* Stated problem
Return all entries word for word, but drop any images.

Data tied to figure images

********

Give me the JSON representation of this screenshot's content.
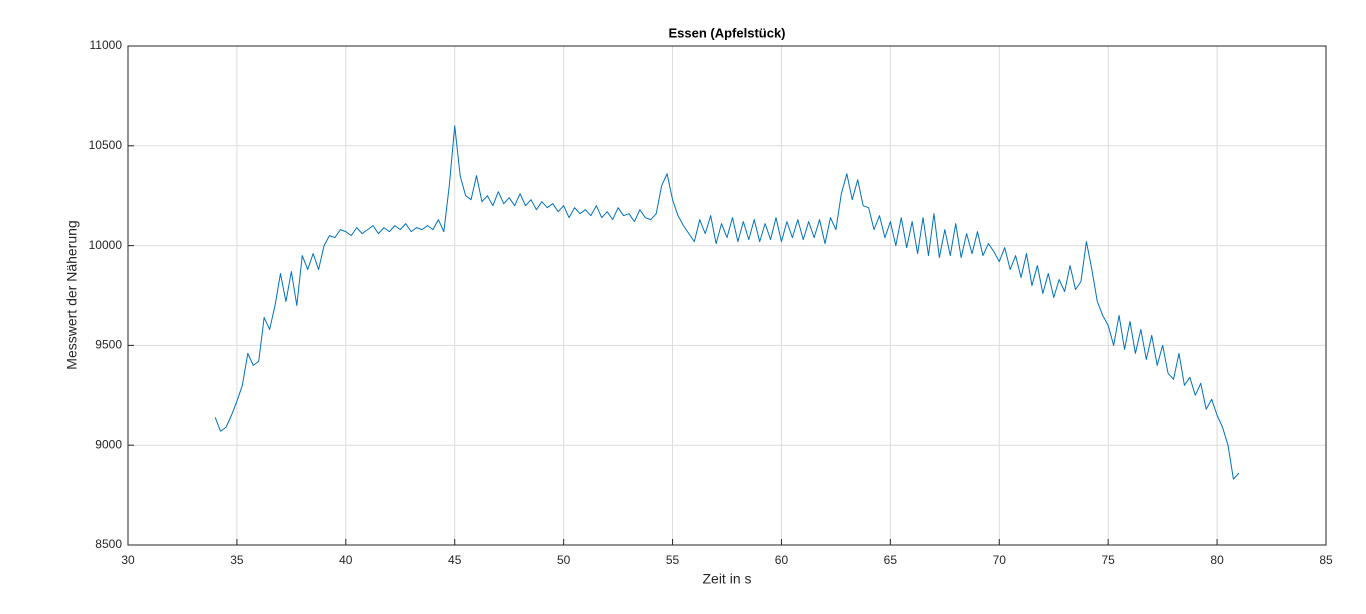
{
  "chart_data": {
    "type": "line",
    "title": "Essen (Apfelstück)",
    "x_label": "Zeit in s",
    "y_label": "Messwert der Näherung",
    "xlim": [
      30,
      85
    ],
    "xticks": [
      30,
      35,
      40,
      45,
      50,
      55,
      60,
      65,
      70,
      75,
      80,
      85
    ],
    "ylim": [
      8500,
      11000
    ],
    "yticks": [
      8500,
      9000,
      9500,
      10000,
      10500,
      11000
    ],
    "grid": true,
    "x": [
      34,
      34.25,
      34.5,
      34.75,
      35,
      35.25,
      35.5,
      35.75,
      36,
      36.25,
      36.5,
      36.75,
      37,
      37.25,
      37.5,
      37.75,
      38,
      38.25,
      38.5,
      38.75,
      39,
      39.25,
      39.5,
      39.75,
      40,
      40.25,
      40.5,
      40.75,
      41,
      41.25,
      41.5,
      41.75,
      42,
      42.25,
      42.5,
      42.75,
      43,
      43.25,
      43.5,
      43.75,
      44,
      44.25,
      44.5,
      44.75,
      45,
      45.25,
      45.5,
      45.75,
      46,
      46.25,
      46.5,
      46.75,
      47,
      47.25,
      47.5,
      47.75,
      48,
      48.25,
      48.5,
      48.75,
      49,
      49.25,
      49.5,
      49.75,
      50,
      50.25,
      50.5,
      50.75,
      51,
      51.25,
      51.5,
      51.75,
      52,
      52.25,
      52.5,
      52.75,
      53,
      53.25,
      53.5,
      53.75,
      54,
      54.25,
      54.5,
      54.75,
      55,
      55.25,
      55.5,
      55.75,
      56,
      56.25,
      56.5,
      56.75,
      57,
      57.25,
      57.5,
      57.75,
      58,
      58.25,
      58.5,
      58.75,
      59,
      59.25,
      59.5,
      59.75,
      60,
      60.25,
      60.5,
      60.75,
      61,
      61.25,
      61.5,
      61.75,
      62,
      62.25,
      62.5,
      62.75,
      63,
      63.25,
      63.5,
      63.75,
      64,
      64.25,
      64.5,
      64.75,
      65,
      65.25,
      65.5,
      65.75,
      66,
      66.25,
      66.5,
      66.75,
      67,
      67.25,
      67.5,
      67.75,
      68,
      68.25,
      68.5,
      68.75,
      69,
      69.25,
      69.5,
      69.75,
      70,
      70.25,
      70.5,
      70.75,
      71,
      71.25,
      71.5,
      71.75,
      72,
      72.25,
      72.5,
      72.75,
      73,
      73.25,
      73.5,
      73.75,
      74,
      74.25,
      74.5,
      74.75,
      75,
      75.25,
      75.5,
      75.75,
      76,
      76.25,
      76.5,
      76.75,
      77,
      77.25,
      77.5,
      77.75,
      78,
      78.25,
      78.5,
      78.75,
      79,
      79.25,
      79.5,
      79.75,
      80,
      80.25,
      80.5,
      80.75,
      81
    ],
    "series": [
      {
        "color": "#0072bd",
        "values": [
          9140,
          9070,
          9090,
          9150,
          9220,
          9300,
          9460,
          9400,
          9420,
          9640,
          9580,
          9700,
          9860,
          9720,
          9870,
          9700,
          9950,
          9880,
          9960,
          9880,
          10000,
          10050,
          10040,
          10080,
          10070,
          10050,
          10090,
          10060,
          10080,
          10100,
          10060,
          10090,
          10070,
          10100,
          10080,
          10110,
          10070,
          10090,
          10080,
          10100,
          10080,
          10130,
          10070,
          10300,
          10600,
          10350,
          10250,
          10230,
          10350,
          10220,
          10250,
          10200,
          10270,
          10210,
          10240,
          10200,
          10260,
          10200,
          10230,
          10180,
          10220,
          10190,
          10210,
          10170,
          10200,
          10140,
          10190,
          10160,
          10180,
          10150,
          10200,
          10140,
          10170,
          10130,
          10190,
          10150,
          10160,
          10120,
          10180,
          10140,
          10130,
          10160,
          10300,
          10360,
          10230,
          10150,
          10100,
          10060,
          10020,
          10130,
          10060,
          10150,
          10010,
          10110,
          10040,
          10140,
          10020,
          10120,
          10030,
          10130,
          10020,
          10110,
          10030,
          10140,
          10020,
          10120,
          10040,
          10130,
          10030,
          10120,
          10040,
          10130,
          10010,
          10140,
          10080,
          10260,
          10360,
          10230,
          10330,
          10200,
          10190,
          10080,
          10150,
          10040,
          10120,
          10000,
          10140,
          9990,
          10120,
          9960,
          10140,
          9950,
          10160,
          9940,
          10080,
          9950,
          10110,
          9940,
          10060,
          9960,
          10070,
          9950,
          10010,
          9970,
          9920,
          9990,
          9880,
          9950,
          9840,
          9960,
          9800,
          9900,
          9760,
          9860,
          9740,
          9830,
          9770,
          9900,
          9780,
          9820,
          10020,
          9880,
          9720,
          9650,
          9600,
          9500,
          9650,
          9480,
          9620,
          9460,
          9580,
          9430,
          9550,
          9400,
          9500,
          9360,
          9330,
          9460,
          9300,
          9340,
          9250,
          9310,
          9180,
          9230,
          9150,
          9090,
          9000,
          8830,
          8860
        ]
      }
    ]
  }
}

********

* Written response
Give me the JSON representation of this screenshot's content.
{
  "chart_data": {
    "type": "line",
    "title": "Essen (Apfelstück)",
    "x_label": "Zeit in s",
    "y_label": "Messwert der Näherung",
    "xlim": [
      30,
      85
    ],
    "xticks": [
      30,
      35,
      40,
      45,
      50,
      55,
      60,
      65,
      70,
      75,
      80,
      85
    ],
    "ylim": [
      8500,
      11000
    ],
    "yticks": [
      8500,
      9000,
      9500,
      10000,
      10500,
      11000
    ],
    "grid": true,
    "x": [
      34,
      34.25,
      34.5,
      34.75,
      35,
      35.25,
      35.5,
      35.75,
      36,
      36.25,
      36.5,
      36.75,
      37,
      37.25,
      37.5,
      37.75,
      38,
      38.25,
      38.5,
      38.75,
      39,
      39.25,
      39.5,
      39.75,
      40,
      40.25,
      40.5,
      40.75,
      41,
      41.25,
      41.5,
      41.75,
      42,
      42.25,
      42.5,
      42.75,
      43,
      43.25,
      43.5,
      43.75,
      44,
      44.25,
      44.5,
      44.75,
      45,
      45.25,
      45.5,
      45.75,
      46,
      46.25,
      46.5,
      46.75,
      47,
      47.25,
      47.5,
      47.75,
      48,
      48.25,
      48.5,
      48.75,
      49,
      49.25,
      49.5,
      49.75,
      50,
      50.25,
      50.5,
      50.75,
      51,
      51.25,
      51.5,
      51.75,
      52,
      52.25,
      52.5,
      52.75,
      53,
      53.25,
      53.5,
      53.75,
      54,
      54.25,
      54.5,
      54.75,
      55,
      55.25,
      55.5,
      55.75,
      56,
      56.25,
      56.5,
      56.75,
      57,
      57.25,
      57.5,
      57.75,
      58,
      58.25,
      58.5,
      58.75,
      59,
      59.25,
      59.5,
      59.75,
      60,
      60.25,
      60.5,
      60.75,
      61,
      61.25,
      61.5,
      61.75,
      62,
      62.25,
      62.5,
      62.75,
      63,
      63.25,
      63.5,
      63.75,
      64,
      64.25,
      64.5,
      64.75,
      65,
      65.25,
      65.5,
      65.75,
      66,
      66.25,
      66.5,
      66.75,
      67,
      67.25,
      67.5,
      67.75,
      68,
      68.25,
      68.5,
      68.75,
      69,
      69.25,
      69.5,
      69.75,
      70,
      70.25,
      70.5,
      70.75,
      71,
      71.25,
      71.5,
      71.75,
      72,
      72.25,
      72.5,
      72.75,
      73,
      73.25,
      73.5,
      73.75,
      74,
      74.25,
      74.5,
      74.75,
      75,
      75.25,
      75.5,
      75.75,
      76,
      76.25,
      76.5,
      76.75,
      77,
      77.25,
      77.5,
      77.75,
      78,
      78.25,
      78.5,
      78.75,
      79,
      79.25,
      79.5,
      79.75,
      80,
      80.25,
      80.5,
      80.75,
      81
    ],
    "series": [
      {
        "color": "#0072bd",
        "values": [
          9140,
          9070,
          9090,
          9150,
          9220,
          9300,
          9460,
          9400,
          9420,
          9640,
          9580,
          9700,
          9860,
          9720,
          9870,
          9700,
          9950,
          9880,
          9960,
          9880,
          10000,
          10050,
          10040,
          10080,
          10070,
          10050,
          10090,
          10060,
          10080,
          10100,
          10060,
          10090,
          10070,
          10100,
          10080,
          10110,
          10070,
          10090,
          10080,
          10100,
          10080,
          10130,
          10070,
          10300,
          10600,
          10350,
          10250,
          10230,
          10350,
          10220,
          10250,
          10200,
          10270,
          10210,
          10240,
          10200,
          10260,
          10200,
          10230,
          10180,
          10220,
          10190,
          10210,
          10170,
          10200,
          10140,
          10190,
          10160,
          10180,
          10150,
          10200,
          10140,
          10170,
          10130,
          10190,
          10150,
          10160,
          10120,
          10180,
          10140,
          10130,
          10160,
          10300,
          10360,
          10230,
          10150,
          10100,
          10060,
          10020,
          10130,
          10060,
          10150,
          10010,
          10110,
          10040,
          10140,
          10020,
          10120,
          10030,
          10130,
          10020,
          10110,
          10030,
          10140,
          10020,
          10120,
          10040,
          10130,
          10030,
          10120,
          10040,
          10130,
          10010,
          10140,
          10080,
          10260,
          10360,
          10230,
          10330,
          10200,
          10190,
          10080,
          10150,
          10040,
          10120,
          10000,
          10140,
          9990,
          10120,
          9960,
          10140,
          9950,
          10160,
          9940,
          10080,
          9950,
          10110,
          9940,
          10060,
          9960,
          10070,
          9950,
          10010,
          9970,
          9920,
          9990,
          9880,
          9950,
          9840,
          9960,
          9800,
          9900,
          9760,
          9860,
          9740,
          9830,
          9770,
          9900,
          9780,
          9820,
          10020,
          9880,
          9720,
          9650,
          9600,
          9500,
          9650,
          9480,
          9620,
          9460,
          9580,
          9430,
          9550,
          9400,
          9500,
          9360,
          9330,
          9460,
          9300,
          9340,
          9250,
          9310,
          9180,
          9230,
          9150,
          9090,
          9000,
          8830,
          8860
        ]
      }
    ]
  }
}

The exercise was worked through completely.